Sem lenço, sem documento e sem dignidade
Eliane Mendonça
Desde a desocupação, as famílias que viviam no Pinheirinho estão só com a roupa do corpo, sem documentos, sem casa, sem móveis e sem nenhuma perspectiva. Se tudo isso não bastasse, ainda estão sendo tratadas como lixo, sendo mantidas em condições subhumanas em locais que a prefeitura insiste em chamar de abrigo.
Em uma visita ontem ao Caic Dom Pedro, a situação era deplorável. Sem procurar muito, é fácil ver vários doentes deitados no chão. Pessoas com pneumonia, vítimas de AVC que já não falam e não andam e até um caso de tuberculose.
Pra piorar a situação, estão todos amontoados na quadra de esportes, dividindo espaço com as crianças que brincam em meio a fezes de pombos e restos de comida, e ainda tendo de conviver com a falta de água, que durou o dia todo, nesta segunda-feira (23).
No rosto das pessoas o semblante pesado, de quem perdeu as esperanças e está sem nenhuma perspectiva. E ainda há relatos de assédio por parte da prefeitura, que insiste em seu plano xenofóbico de mandar as famílias para as cidades de origem.
“A ‘moça’ da prefeitura veio de novo aqui perguntar se a gente quer passagem de volta. Mas, voltar pra onde, meu Deus! Eu não tenho lugar pra ir não”, disse a diarista Sineide Souza de Jesus, que está no abrigo com o marido e cinco filhos.
Cada morador é “marcado” com uma pulserinha que, segundo os próprios abrigados, não pode ser tirada, de jeito nenhum.
“Disseram que se a gente quiser comer e ter um colchão, temos de ficar com a pulseira. É horrível. Não sou bicho pra andar de coleira”, reclamou Geralda da Silva Moreira, 54 anos.
Além disso, os abrigos continuam cercados pela polícia. A orientação é que ninguém saia. “Dizem que se sair, não volta mais. Mas vou viver enclausurada aqui? Não posso trabalhar nem levar as crianças para a escola? O que vai ser da gente?”, perguntou dona Geralda.

# REGISTROS FORNECIDOS:
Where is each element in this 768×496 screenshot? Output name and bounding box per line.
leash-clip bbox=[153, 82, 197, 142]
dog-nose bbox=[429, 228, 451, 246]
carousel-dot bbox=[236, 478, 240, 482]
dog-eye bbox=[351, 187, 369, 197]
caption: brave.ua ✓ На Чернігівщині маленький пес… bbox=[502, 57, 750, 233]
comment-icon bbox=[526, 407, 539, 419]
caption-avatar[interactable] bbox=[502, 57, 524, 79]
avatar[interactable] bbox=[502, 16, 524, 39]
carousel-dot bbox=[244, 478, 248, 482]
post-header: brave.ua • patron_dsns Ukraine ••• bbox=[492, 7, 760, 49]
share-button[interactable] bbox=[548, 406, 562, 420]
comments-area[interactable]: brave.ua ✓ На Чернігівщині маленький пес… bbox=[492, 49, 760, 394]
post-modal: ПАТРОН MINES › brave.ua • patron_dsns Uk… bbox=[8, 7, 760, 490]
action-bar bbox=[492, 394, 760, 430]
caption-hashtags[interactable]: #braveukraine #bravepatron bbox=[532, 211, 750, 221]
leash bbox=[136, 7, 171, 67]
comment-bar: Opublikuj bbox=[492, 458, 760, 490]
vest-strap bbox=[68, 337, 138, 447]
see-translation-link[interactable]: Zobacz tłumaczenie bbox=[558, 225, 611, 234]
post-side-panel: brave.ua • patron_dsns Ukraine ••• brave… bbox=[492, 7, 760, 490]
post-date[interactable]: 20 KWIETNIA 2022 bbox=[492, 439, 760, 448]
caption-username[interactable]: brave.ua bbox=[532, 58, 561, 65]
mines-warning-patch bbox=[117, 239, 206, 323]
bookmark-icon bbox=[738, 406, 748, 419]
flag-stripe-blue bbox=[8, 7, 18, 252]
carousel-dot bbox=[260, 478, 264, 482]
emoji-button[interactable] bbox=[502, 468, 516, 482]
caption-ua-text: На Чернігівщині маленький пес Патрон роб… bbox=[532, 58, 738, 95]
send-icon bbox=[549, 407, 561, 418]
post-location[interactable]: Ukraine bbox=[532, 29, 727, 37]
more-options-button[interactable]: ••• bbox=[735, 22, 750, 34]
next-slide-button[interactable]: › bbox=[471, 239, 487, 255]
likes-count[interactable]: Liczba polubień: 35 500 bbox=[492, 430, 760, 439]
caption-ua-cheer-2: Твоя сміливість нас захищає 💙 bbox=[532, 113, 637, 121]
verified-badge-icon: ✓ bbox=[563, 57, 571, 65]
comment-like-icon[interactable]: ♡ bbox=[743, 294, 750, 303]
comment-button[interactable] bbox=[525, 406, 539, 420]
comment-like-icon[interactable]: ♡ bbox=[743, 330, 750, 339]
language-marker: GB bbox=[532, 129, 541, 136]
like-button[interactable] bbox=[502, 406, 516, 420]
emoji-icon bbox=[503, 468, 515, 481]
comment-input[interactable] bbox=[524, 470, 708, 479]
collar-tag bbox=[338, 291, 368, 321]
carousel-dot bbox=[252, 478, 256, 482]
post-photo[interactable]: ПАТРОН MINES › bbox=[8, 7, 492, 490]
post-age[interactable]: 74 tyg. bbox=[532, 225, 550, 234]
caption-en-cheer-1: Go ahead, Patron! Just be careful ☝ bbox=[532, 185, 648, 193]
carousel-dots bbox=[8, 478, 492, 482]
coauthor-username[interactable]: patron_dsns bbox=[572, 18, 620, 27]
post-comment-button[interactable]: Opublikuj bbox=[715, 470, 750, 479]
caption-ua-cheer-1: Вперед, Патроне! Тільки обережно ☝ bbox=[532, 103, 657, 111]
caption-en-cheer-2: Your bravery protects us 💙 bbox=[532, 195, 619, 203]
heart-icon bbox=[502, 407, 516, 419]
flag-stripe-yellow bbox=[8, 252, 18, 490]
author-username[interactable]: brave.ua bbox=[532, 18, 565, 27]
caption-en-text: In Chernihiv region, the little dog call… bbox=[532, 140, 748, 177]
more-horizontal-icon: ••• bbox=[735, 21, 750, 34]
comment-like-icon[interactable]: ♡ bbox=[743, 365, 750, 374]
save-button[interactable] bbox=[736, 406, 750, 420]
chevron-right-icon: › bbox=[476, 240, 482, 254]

# TAREFA PROPOSTA:
Transcreva literalmente a passagem do texto sobre as famílias do Pinheirinho que vai de "Pra piorar a" até "nesta segunda-feira (23).".

# SOLUÇÃO:
Pra piorar a situação, estão todos amontoados na quadra de esportes, dividindo espaço com as crianças que brincam em meio a fezes de pombos e restos de comida, e ainda tendo de conviver com a falta de água, que durou o dia todo, nesta segunda-feira (23).